--- Start ---
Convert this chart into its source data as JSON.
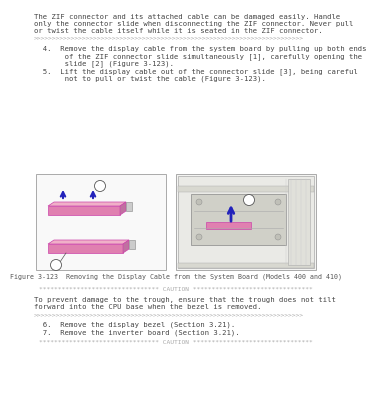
{
  "page_bg": "#ffffff",
  "para1_line1": "The ZIF connector and its attached cable can be damaged easily. Handle",
  "para1_line2": "only the connector slide when disconnecting the ZIF connector. Never pull",
  "para1_line3": "or twist the cable itself while it is seated in the ZIF connector.",
  "sep_char": ">",
  "sep_count": 72,
  "step4_line1": "  4.  Remove the display cable from the system board by pulling up both ends",
  "step4_line2": "       of the ZIF connector slide simultaneously [1], carefully opening the",
  "step4_line3": "       slide [2] (Figure 3-123).",
  "step5_line1": "  5.  Lift the display cable out of the connector slide [3], being careful",
  "step5_line2": "       not to pull or twist the cable (Figure 3-123).",
  "fig_caption": "Figure 3-123  Removing the Display Cable from the System Board (Models 400 and 410)",
  "caution_mid": "******************************** CAUTION ********************************",
  "caution_text_line1": "To prevent damage to the trough, ensure that the trough does not tilt",
  "caution_text_line2": "forward into the CPU base when the bezel is removed.",
  "sep2_char": ">",
  "sep2_count": 72,
  "step6": "  6.  Remove the display bezel (Section 3.21).",
  "step7": "  7.  Remove the inverter board (Section 3.21).",
  "arrow_color": "#2222bb",
  "connector_fill": "#e080b0",
  "connector_edge": "#cc44aa",
  "text_color": "#444444",
  "sep_color": "#aaaaaa",
  "box_edge": "#aaaaaa",
  "box_face": "#ffffff",
  "fontsize_body": 5.2,
  "fontsize_sep": 4.5,
  "fontsize_cap": 4.8
}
--- End ---
TASK GOAL
Look through the lines above and collect those with the word "into".

EXERCISE RESULT
Convert this chart into its source data as JSON.
  "caution_text_line2": "forward into the CPU base when the bezel is removed.",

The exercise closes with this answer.